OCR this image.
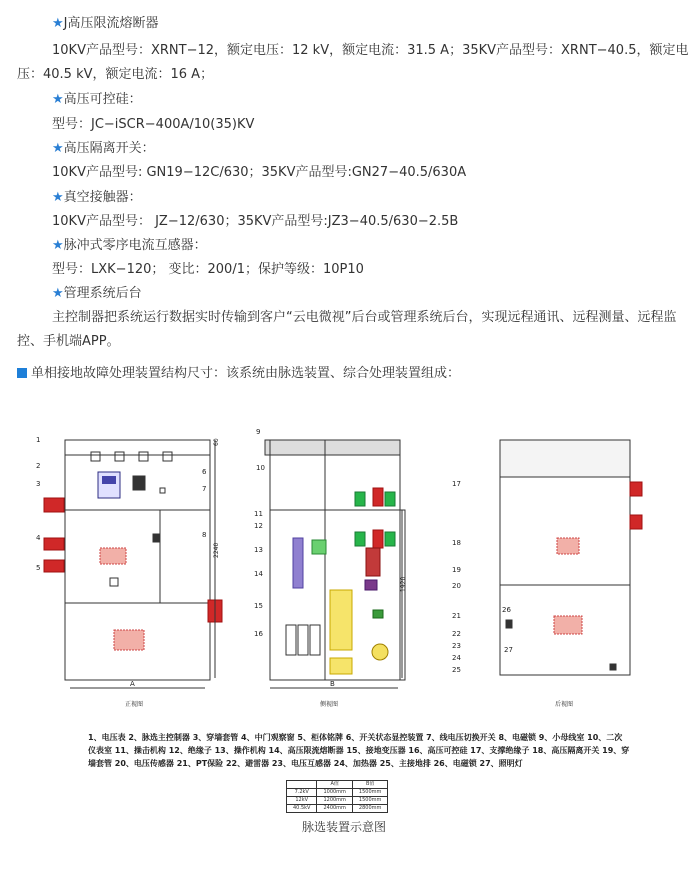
★J高压限流熔断器
10KV产品型号：XRNT−12，额定电压：12 kV，额定电流：31.5 A；35KV产品型号：XRNT−40.5，额定电
压：40.5 kV，额定电流：16 A；
★高压可控硅：
型号：JC−iSCR−400A/10(35)KV
★高压隔离开关：
10KV产品型号: GN19−12C/630；35KV产品型号:GN27−40.5/630A
★真空接触器：
10KV产品型号： JZ−12/630；35KV产品型号:JZ3−40.5/630−2.5B
★脉冲式零序电流互感器：
型号：LXK−120； 变比：200/1；保护等级：10P10
★管理系统后台
主控制器把系统运行数据实时传输到客户“云电微视”后台或管理系统后台，实现远程通讯、远程测量、远程监
控、手机端APP。
单相接地故障处理装置结构尺寸：该系统由脉选装置、综合处理装置组成：
1
2
3
4
5
6
7
8
9
10
11
12
13
14
15
16
17
18
19
20
21
22
23
24
25
26
27
A	B
2240
60
1920
正视图	侧视图	后视图
1、电压表 2、脉选主控制器 3、穿墙套管 4、中门观察窗 5、柜体铭牌 6、开关状态显控装置 7、线电压切换开关 8、电磁锁 9、小母线室 10、二次
仪表室 11、操击机构 12、绝缘子 13、操作机构 14、高压限流熔断器 15、接地变压器 16、高压可控硅 17、支撑绝缘子 18、高压隔离开关 19、穿
墙套管 20、电压传感器 21、PT保险 22、避雷器 23、电压互感器 24、加热器 25、主接地排 26、电磁锁 27、照明灯
	A值	B值
7.2kV	1000mm	1500mm
12kV	1200mm	1500mm
40.5kV	2400mm	2800mm
脉选装置示意图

Task requirements - Copy the records word for word, leaving no picture in the copy.

Reply to the task -
OCR this image.
★J高压限流熔断器
10KV产品型号：XRNT−12，额定电压：12 kV，额定电流：31.5 A；35KV产品型号：XRNT−40.5，额定电
压：40.5 kV，额定电流：16 A；
★高压可控硅：
型号：JC−iSCR−400A/10(35)KV
★高压隔离开关：
10KV产品型号: GN19−12C/630；35KV产品型号:GN27−40.5/630A
★真空接触器：
10KV产品型号： JZ−12/630；35KV产品型号:JZ3−40.5/630−2.5B
★脉冲式零序电流互感器：
型号：LXK−120； 变比：200/1；保护等级：10P10
★管理系统后台
主控制器把系统运行数据实时传输到客户“云电微视”后台或管理系统后台，实现远程通讯、远程测量、远程监
控、手机端APP。
单相接地故障处理装置结构尺寸：该系统由脉选装置、综合处理装置组成：
1
2
3
4
5
6
7
8
9
10
11
12
13
14
15
16
17
18
19
20
21
22
23
24
25
26
27
A	B
2240
60
1920
正视图	侧视图	后视图
1、电压表 2、脉选主控制器 3、穿墙套管 4、中门观察窗 5、柜体铭牌 6、开关状态显控装置 7、线电压切换开关 8、电磁锁 9、小母线室 10、二次
仪表室 11、操击机构 12、绝缘子 13、操作机构 14、高压限流熔断器 15、接地变压器 16、高压可控硅 17、支撑绝缘子 18、高压隔离开关 19、穿
墙套管 20、电压传感器 21、PT保险 22、避雷器 23、电压互感器 24、加热器 25、主接地排 26、电磁锁 27、照明灯
	A值	B值
7.2kV	1000mm	1500mm
12kV	1200mm	1500mm
40.5kV	2400mm	2800mm
脉选装置示意图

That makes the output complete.